> **Passage provided**:
──────────────────────────────

In light of this week's tragic and unbelievable events here in the U.S., I've found myself thinking a lot about a certain Bible passage.

1 Peter 3:8-22 (ESV) Finally, all of you, have unity of mind, sympathy, brotherly love, a tender heart, and a humble mind. Do not repay evil for evil or reviling for reviling, but on the contrary, bless, for to this you were called, that you may obtain a blessing. For 'Whoever desires to love life and see good days, let him keep his tongue from evil and his lips from speaking deceit; let him turn away from evil and do good; let him seek peace and pursue it. For the eyes of the Lord are on the righteous, and his ears are open to their prayer. But the face of the Lord is against those who do evil.' Now who is there to harm you if you are zealous for what is good? But even if you should suffer for righteousness' sake, you will be blessed. Have no fear of them, nor be troubled, but in your hearts honor Christ the Lord as holy, always being prepared to make a defense to anyone who asks you for a reason for the hope that is in you; yet do it with gentleness and respect, having a good conscience, so that, when you are slandered, those who revile your good behavior in Christ may be put to shame. For it is better to suffer for doing good, if that should be God’s will, than for doing evil. For Christ also suffered once for sins, the righteous for the unrighteous, that he might bring us to God, being put to death in the flesh but made alive in the spirit, in which he went and proclaimed to the spirits in prison, because they formerly did not obey, when God’s patience waited in the days of Noah, while the ark was being prepared, in which a few, that is, eight persons, were brought safely through water. Baptism, which corresponds to this, now saves you, not as a removal of dirt from the body but as an appeal to God for a good conscience, through the resurrection of Jesus Christ, who has gone into heaven and is at the right hand of God, with angels, authorities, and powers having been subjected to him.

Of course, these seem like at least some of the right verses for us to prayerfully consider and meditate upon in the aftermath of such vile sins being committed by so many institutions and people in this country.

Not only do they instruct us regarding our proper response to such evil and sins in this world, but they also remind us of the blessed hope we have in Christ Jesus and in remembering our Baptism.

However, what I particularly love about these words is that they do not promise me a "Puppy-Dogs-And-Ice-Cream" type of existence in this life. Quite the contrary, actually!

In fact, God's Word here pulls no punches and it comes right out and tells us to expect evil in this world, especially evil that's specifically directed against us Christians in response to our public portrayal of our cherished faith.

It reminds me of something I once read in a sermon...

──────────────────────────────

> **Information supplied**:
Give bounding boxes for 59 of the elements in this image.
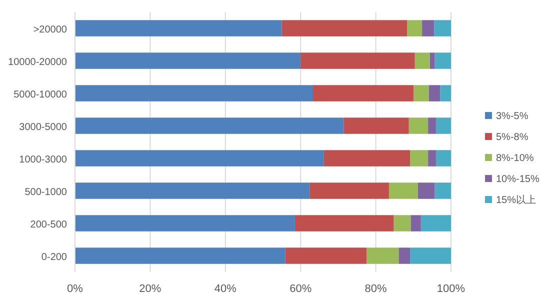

──────────────────────────────

> **Complete the following**:
(A) List the five qualities that the passage in the 1 Peter 3 reflection tells all of its readers to have.
(B) Print the 1 Peter 3 reflection starting at "Of course, these" and ending at "in this country.".

> **Answers**:
(A)
unity of mind
sympathy
brotherly love
a tender heart
a humble mind

(B)
Of course, these seem like at least some of the right verses for us to prayerfully consider and meditate upon in the aftermath of such vile sins being committed by so many institutions and people in this country.